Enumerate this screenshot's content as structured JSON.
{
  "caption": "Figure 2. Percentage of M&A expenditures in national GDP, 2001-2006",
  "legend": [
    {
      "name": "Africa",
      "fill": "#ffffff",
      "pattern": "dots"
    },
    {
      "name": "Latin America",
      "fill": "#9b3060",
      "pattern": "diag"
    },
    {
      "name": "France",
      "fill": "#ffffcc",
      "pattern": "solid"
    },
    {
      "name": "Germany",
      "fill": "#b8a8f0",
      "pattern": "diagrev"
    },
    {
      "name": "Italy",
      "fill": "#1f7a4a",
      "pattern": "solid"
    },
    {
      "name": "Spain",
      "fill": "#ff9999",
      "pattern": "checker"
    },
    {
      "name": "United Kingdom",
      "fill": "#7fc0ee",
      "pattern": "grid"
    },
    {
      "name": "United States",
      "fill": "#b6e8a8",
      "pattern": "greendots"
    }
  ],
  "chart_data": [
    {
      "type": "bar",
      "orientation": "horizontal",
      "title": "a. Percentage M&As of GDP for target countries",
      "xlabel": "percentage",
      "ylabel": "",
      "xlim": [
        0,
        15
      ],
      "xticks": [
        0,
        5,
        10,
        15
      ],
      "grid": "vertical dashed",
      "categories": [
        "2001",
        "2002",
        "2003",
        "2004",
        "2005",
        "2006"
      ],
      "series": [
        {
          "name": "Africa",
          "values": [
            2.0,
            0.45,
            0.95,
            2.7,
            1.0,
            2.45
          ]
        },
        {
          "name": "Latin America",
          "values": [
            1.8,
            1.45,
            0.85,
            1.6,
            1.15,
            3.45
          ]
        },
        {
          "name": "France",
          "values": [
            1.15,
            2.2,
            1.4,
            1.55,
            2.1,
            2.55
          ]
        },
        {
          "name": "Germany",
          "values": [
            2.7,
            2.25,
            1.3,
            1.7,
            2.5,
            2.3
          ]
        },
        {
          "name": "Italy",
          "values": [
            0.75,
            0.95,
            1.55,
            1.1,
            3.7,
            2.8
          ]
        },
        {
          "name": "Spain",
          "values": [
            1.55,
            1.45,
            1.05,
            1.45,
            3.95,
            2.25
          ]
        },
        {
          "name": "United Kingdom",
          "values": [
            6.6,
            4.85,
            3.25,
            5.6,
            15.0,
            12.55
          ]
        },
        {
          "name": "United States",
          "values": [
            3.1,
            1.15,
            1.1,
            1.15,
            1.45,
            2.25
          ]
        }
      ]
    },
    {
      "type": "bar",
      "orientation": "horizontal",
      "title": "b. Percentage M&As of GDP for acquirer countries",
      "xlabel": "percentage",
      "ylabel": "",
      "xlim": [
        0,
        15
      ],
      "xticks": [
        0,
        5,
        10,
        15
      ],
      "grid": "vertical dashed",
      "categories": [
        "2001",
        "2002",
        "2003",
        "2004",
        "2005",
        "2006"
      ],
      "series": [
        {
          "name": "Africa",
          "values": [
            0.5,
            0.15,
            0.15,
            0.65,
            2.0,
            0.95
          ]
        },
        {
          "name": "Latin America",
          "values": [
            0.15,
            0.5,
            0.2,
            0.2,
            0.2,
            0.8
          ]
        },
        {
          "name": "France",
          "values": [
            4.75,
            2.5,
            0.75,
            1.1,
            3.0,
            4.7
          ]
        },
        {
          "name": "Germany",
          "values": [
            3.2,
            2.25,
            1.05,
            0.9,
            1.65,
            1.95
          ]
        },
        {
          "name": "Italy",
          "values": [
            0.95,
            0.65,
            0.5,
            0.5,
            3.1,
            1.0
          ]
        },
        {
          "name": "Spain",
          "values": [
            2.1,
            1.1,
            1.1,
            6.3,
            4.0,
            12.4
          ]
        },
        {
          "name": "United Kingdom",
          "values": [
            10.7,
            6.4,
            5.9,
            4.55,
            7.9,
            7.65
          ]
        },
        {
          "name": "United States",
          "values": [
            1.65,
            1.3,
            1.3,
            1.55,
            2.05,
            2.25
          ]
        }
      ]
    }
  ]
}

Task: Reproduce every record above exactly as it appears.

Exercise answer:
Enumerate this screenshot's content as structured JSON.
{
  "caption": "Figure 2. Percentage of M&A expenditures in national GDP, 2001-2006",
  "legend": [
    {
      "name": "Africa",
      "fill": "#ffffff",
      "pattern": "dots"
    },
    {
      "name": "Latin America",
      "fill": "#9b3060",
      "pattern": "diag"
    },
    {
      "name": "France",
      "fill": "#ffffcc",
      "pattern": "solid"
    },
    {
      "name": "Germany",
      "fill": "#b8a8f0",
      "pattern": "diagrev"
    },
    {
      "name": "Italy",
      "fill": "#1f7a4a",
      "pattern": "solid"
    },
    {
      "name": "Spain",
      "fill": "#ff9999",
      "pattern": "checker"
    },
    {
      "name": "United Kingdom",
      "fill": "#7fc0ee",
      "pattern": "grid"
    },
    {
      "name": "United States",
      "fill": "#b6e8a8",
      "pattern": "greendots"
    }
  ],
  "chart_data": [
    {
      "type": "bar",
      "orientation": "horizontal",
      "title": "a. Percentage M&As of GDP for target countries",
      "xlabel": "percentage",
      "ylabel": "",
      "xlim": [
        0,
        15
      ],
      "xticks": [
        0,
        5,
        10,
        15
      ],
      "grid": "vertical dashed",
      "categories": [
        "2001",
        "2002",
        "2003",
        "2004",
        "2005",
        "2006"
      ],
      "series": [
        {
          "name": "Africa",
          "values": [
            2.0,
            0.45,
            0.95,
            2.7,
            1.0,
            2.45
          ]
        },
        {
          "name": "Latin America",
          "values": [
            1.8,
            1.45,
            0.85,
            1.6,
            1.15,
            3.45
          ]
        },
        {
          "name": "France",
          "values": [
            1.15,
            2.2,
            1.4,
            1.55,
            2.1,
            2.55
          ]
        },
        {
          "name": "Germany",
          "values": [
            2.7,
            2.25,
            1.3,
            1.7,
            2.5,
            2.3
          ]
        },
        {
          "name": "Italy",
          "values": [
            0.75,
            0.95,
            1.55,
            1.1,
            3.7,
            2.8
          ]
        },
        {
          "name": "Spain",
          "values": [
            1.55,
            1.45,
            1.05,
            1.45,
            3.95,
            2.25
          ]
        },
        {
          "name": "United Kingdom",
          "values": [
            6.6,
            4.85,
            3.25,
            5.6,
            15.0,
            12.55
          ]
        },
        {
          "name": "United States",
          "values": [
            3.1,
            1.15,
            1.1,
            1.15,
            1.45,
            2.25
          ]
        }
      ]
    },
    {
      "type": "bar",
      "orientation": "horizontal",
      "title": "b. Percentage M&As of GDP for acquirer countries",
      "xlabel": "percentage",
      "ylabel": "",
      "xlim": [
        0,
        15
      ],
      "xticks": [
        0,
        5,
        10,
        15
      ],
      "grid": "vertical dashed",
      "categories": [
        "2001",
        "2002",
        "2003",
        "2004",
        "2005",
        "2006"
      ],
      "series": [
        {
          "name": "Africa",
          "values": [
            0.5,
            0.15,
            0.15,
            0.65,
            2.0,
            0.95
          ]
        },
        {
          "name": "Latin America",
          "values": [
            0.15,
            0.5,
            0.2,
            0.2,
            0.2,
            0.8
          ]
        },
        {
          "name": "France",
          "values": [
            4.75,
            2.5,
            0.75,
            1.1,
            3.0,
            4.7
          ]
        },
        {
          "name": "Germany",
          "values": [
            3.2,
            2.25,
            1.05,
            0.9,
            1.65,
            1.95
          ]
        },
        {
          "name": "Italy",
          "values": [
            0.95,
            0.65,
            0.5,
            0.5,
            3.1,
            1.0
          ]
        },
        {
          "name": "Spain",
          "values": [
            2.1,
            1.1,
            1.1,
            6.3,
            4.0,
            12.4
          ]
        },
        {
          "name": "United Kingdom",
          "values": [
            10.7,
            6.4,
            5.9,
            4.55,
            7.9,
            7.65
          ]
        },
        {
          "name": "United States",
          "values": [
            1.65,
            1.3,
            1.3,
            1.55,
            2.05,
            2.25
          ]
        }
      ]
    }
  ]
}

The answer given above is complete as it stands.